▸ **The exercise**: Write every entry out again exactly, please, and skip the pictures.

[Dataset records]
****************************************
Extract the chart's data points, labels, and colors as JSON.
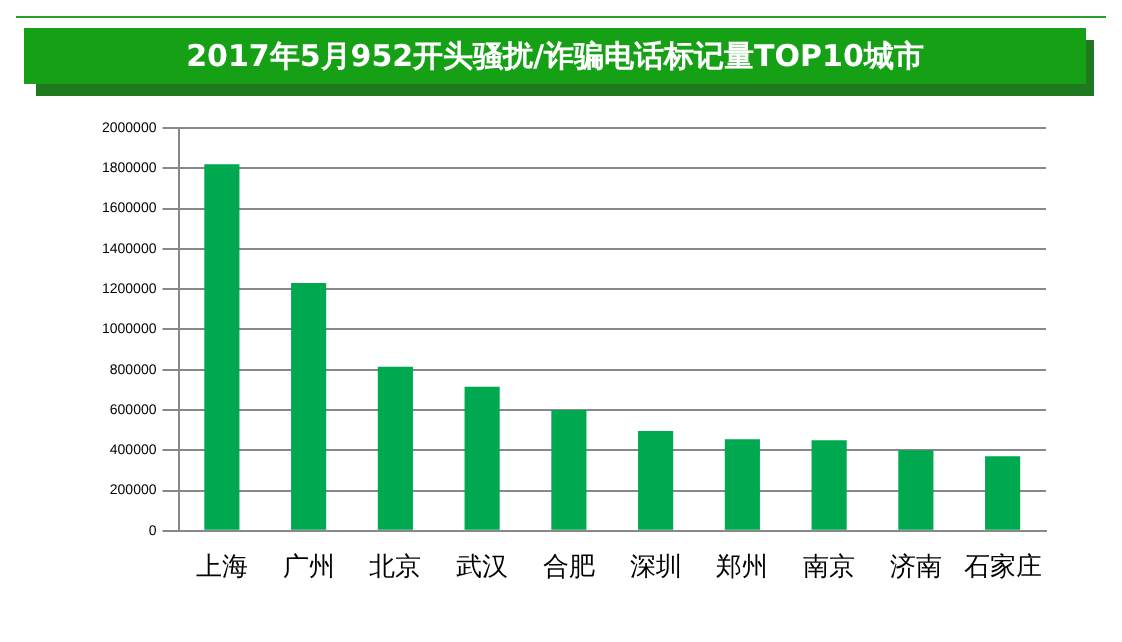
{
  "chart_data": {
    "type": "bar",
    "title": "2017年5月952开头骚扰/诈骗电话标记量TOP10城市",
    "categories": [
      "上海",
      "广州",
      "北京",
      "武汉",
      "合肥",
      "深圳",
      "郑州",
      "南京",
      "济南",
      "石家庄"
    ],
    "values": [
      1820000,
      1230000,
      815000,
      715000,
      600000,
      495000,
      455000,
      450000,
      400000,
      370000
    ],
    "color": "#00a84f",
    "ylim": [
      0,
      2000000
    ],
    "yticks": [
      0,
      200000,
      400000,
      600000,
      800000,
      1000000,
      1200000,
      1400000,
      1600000,
      1800000,
      2000000
    ],
    "grid": "y",
    "legend": false
  }
}
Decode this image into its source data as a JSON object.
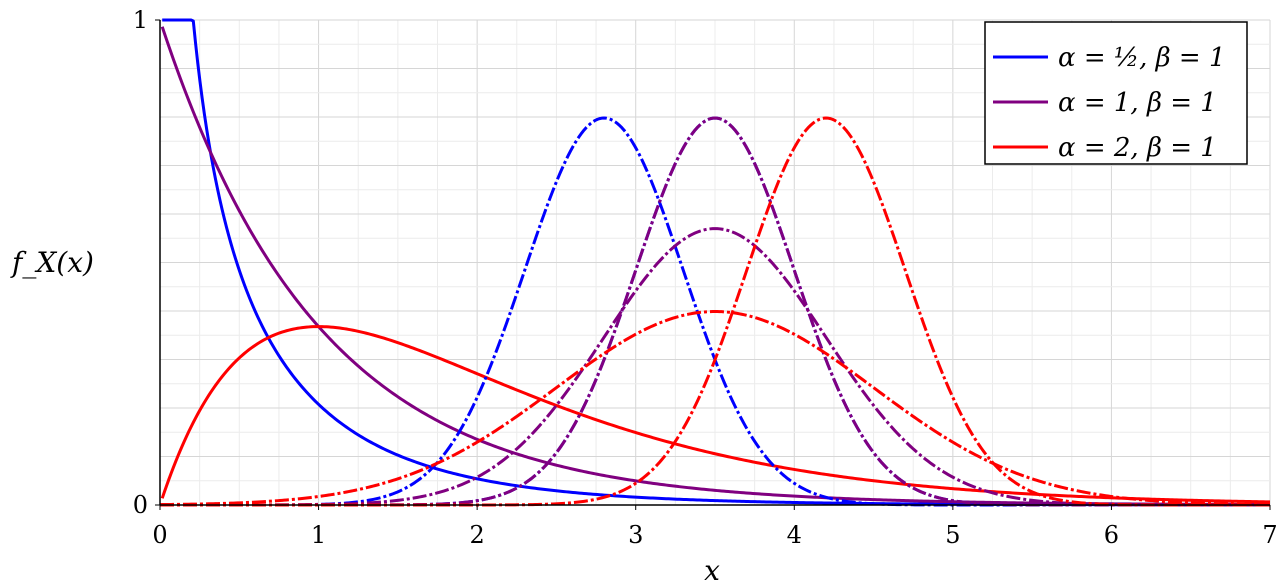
{
  "chart_data": {
    "type": "line",
    "xlabel": "x",
    "ylabel": "f_X(x)",
    "xlim": [
      0,
      7
    ],
    "ylim": [
      0,
      1.0
    ],
    "xticks": [
      0,
      1,
      2,
      3,
      4,
      5,
      6,
      7
    ],
    "yticks": [
      0,
      1
    ],
    "grid": true,
    "legend_position": "top-right",
    "legend": [
      {
        "label": "α = ½, β = 1",
        "color": "#0000ff"
      },
      {
        "label": "α = 1, β = 1",
        "color": "#800080"
      },
      {
        "label": "α = 2, β = 1",
        "color": "#ff0000"
      }
    ],
    "series": [
      {
        "family": "gamma",
        "color": "#0000ff",
        "alpha": 0.5,
        "beta": 1,
        "style": "solid"
      },
      {
        "family": "gamma",
        "color": "#800080",
        "alpha": 1,
        "beta": 1,
        "style": "solid"
      },
      {
        "family": "gamma",
        "color": "#ff0000",
        "alpha": 2,
        "beta": 1,
        "style": "solid"
      },
      {
        "family": "normal",
        "color": "#0000ff",
        "mu": 2.8,
        "sigma": 0.5,
        "style": "dashed"
      },
      {
        "family": "normal",
        "color": "#0000ff",
        "mu": 3.5,
        "sigma": 0.5,
        "style": "dashed"
      },
      {
        "family": "normal",
        "color": "#800080",
        "mu": 3.5,
        "sigma": 0.5,
        "style": "dashed"
      },
      {
        "family": "normal",
        "color": "#800080",
        "mu": 3.5,
        "sigma": 0.7,
        "style": "dashed"
      },
      {
        "family": "normal",
        "color": "#ff0000",
        "mu": 4.2,
        "sigma": 0.5,
        "style": "dashed"
      },
      {
        "family": "normal",
        "color": "#ff0000",
        "mu": 3.5,
        "sigma": 1.0,
        "style": "dashed"
      }
    ]
  }
}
****************************************
▸ **Solution to the exercise**:
Extract the chart's data points, labels, and colors as JSON.
{
  "chart_data": {
    "type": "bar",
    "title": "2017年5月952开头骚扰/诈骗电话标记量TOP10城市",
    "categories": [
      "上海",
      "广州",
      "北京",
      "武汉",
      "合肥",
      "深圳",
      "郑州",
      "南京",
      "济南",
      "石家庄"
    ],
    "values": [
      1820000,
      1230000,
      815000,
      715000,
      600000,
      495000,
      455000,
      450000,
      400000,
      370000
    ],
    "color": "#00a84f",
    "ylim": [
      0,
      2000000
    ],
    "yticks": [
      0,
      200000,
      400000,
      600000,
      800000,
      1000000,
      1200000,
      1400000,
      1600000,
      1800000,
      2000000
    ],
    "grid": "y",
    "legend": false
  }
}
Decode this image into its source data as a JSON object.
{
  "chart_data": {
    "type": "line",
    "xlabel": "x",
    "ylabel": "f_X(x)",
    "xlim": [
      0,
      7
    ],
    "ylim": [
      0,
      1.0
    ],
    "xticks": [
      0,
      1,
      2,
      3,
      4,
      5,
      6,
      7
    ],
    "yticks": [
      0,
      1
    ],
    "grid": true,
    "legend_position": "top-right",
    "legend": [
      {
        "label": "α = ½, β = 1",
        "color": "#0000ff"
      },
      {
        "label": "α = 1, β = 1",
        "color": "#800080"
      },
      {
        "label": "α = 2, β = 1",
        "color": "#ff0000"
      }
    ],
    "series": [
      {
        "family": "gamma",
        "color": "#0000ff",
        "alpha": 0.5,
        "beta": 1,
        "style": "solid"
      },
      {
        "family": "gamma",
        "color": "#800080",
        "alpha": 1,
        "beta": 1,
        "style": "solid"
      },
      {
        "family": "gamma",
        "color": "#ff0000",
        "alpha": 2,
        "beta": 1,
        "style": "solid"
      },
      {
        "family": "normal",
        "color": "#0000ff",
        "mu": 2.8,
        "sigma": 0.5,
        "style": "dashed"
      },
      {
        "family": "normal",
        "color": "#0000ff",
        "mu": 3.5,
        "sigma": 0.5,
        "style": "dashed"
      },
      {
        "family": "normal",
        "color": "#800080",
        "mu": 3.5,
        "sigma": 0.5,
        "style": "dashed"
      },
      {
        "family": "normal",
        "color": "#800080",
        "mu": 3.5,
        "sigma": 0.7,
        "style": "dashed"
      },
      {
        "family": "normal",
        "color": "#ff0000",
        "mu": 4.2,
        "sigma": 0.5,
        "style": "dashed"
      },
      {
        "family": "normal",
        "color": "#ff0000",
        "mu": 3.5,
        "sigma": 1.0,
        "style": "dashed"
      }
    ]
  }
}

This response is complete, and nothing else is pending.